### WORK TO BE COMPLETED
Pictures stay out of the copy; set down each line of the listing below exactly.

Stored data:
## Begin
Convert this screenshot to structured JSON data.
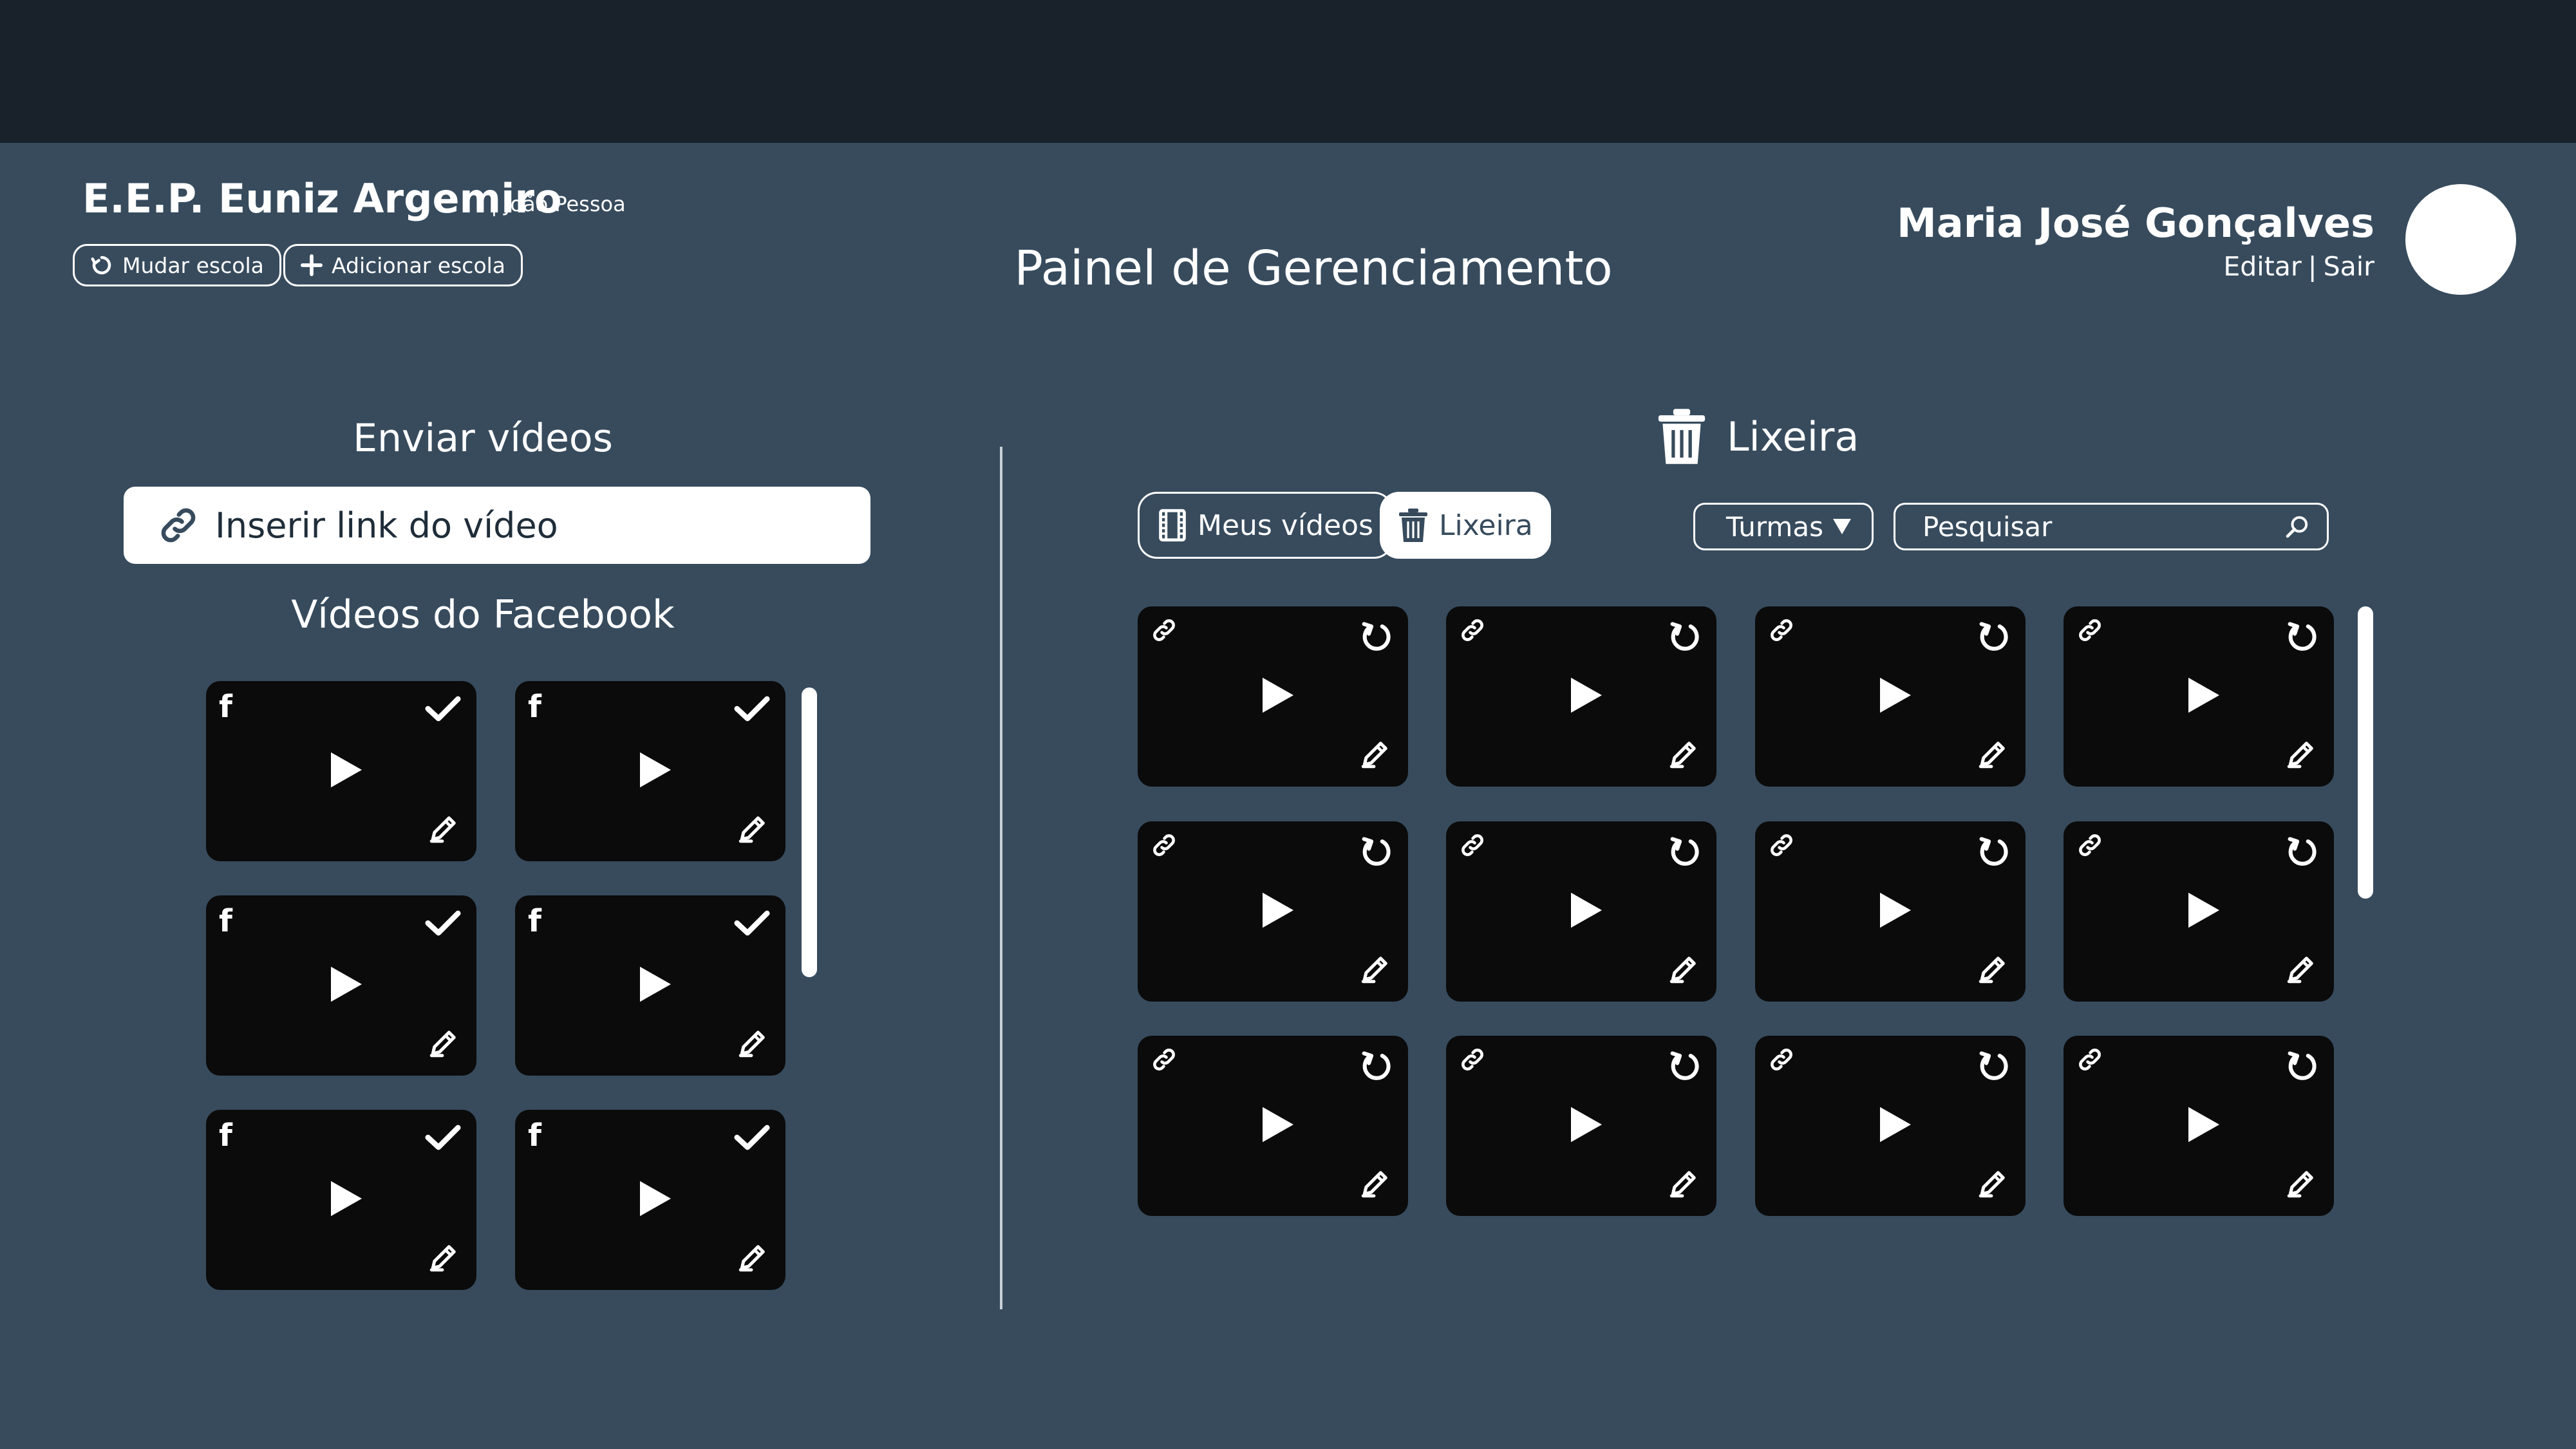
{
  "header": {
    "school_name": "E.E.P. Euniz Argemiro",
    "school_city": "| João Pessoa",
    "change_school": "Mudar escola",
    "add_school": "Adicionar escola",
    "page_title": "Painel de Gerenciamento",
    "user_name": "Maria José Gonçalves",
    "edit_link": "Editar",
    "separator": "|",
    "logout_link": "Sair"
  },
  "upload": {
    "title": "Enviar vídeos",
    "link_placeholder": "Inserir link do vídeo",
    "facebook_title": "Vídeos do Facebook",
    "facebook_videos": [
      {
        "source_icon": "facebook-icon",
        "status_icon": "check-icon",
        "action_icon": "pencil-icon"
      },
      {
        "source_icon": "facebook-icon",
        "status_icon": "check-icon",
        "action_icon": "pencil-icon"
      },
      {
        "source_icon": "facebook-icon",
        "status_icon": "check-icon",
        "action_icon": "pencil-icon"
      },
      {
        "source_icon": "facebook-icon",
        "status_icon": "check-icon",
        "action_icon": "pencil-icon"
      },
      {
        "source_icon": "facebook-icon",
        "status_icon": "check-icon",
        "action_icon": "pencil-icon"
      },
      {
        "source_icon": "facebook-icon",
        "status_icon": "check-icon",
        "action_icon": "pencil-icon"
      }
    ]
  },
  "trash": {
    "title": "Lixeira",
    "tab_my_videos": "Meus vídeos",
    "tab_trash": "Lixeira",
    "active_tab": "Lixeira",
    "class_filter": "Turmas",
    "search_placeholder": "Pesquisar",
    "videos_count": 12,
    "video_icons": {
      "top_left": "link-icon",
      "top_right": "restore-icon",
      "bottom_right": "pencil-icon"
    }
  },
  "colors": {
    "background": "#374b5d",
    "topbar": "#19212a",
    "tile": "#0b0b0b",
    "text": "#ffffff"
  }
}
## End
### FINISHED EXERCISE
Convert this screenshot to structured JSON data.
{
  "header": {
    "school_name": "E.E.P. Euniz Argemiro",
    "school_city": "| João Pessoa",
    "change_school": "Mudar escola",
    "add_school": "Adicionar escola",
    "page_title": "Painel de Gerenciamento",
    "user_name": "Maria José Gonçalves",
    "edit_link": "Editar",
    "separator": "|",
    "logout_link": "Sair"
  },
  "upload": {
    "title": "Enviar vídeos",
    "link_placeholder": "Inserir link do vídeo",
    "facebook_title": "Vídeos do Facebook",
    "facebook_videos": [
      {
        "source_icon": "facebook-icon",
        "status_icon": "check-icon",
        "action_icon": "pencil-icon"
      },
      {
        "source_icon": "facebook-icon",
        "status_icon": "check-icon",
        "action_icon": "pencil-icon"
      },
      {
        "source_icon": "facebook-icon",
        "status_icon": "check-icon",
        "action_icon": "pencil-icon"
      },
      {
        "source_icon": "facebook-icon",
        "status_icon": "check-icon",
        "action_icon": "pencil-icon"
      },
      {
        "source_icon": "facebook-icon",
        "status_icon": "check-icon",
        "action_icon": "pencil-icon"
      },
      {
        "source_icon": "facebook-icon",
        "status_icon": "check-icon",
        "action_icon": "pencil-icon"
      }
    ]
  },
  "trash": {
    "title": "Lixeira",
    "tab_my_videos": "Meus vídeos",
    "tab_trash": "Lixeira",
    "active_tab": "Lixeira",
    "class_filter": "Turmas",
    "search_placeholder": "Pesquisar",
    "videos_count": 12,
    "video_icons": {
      "top_left": "link-icon",
      "top_right": "restore-icon",
      "bottom_right": "pencil-icon"
    }
  },
  "colors": {
    "background": "#374b5d",
    "topbar": "#19212a",
    "tile": "#0b0b0b",
    "text": "#ffffff"
  }
}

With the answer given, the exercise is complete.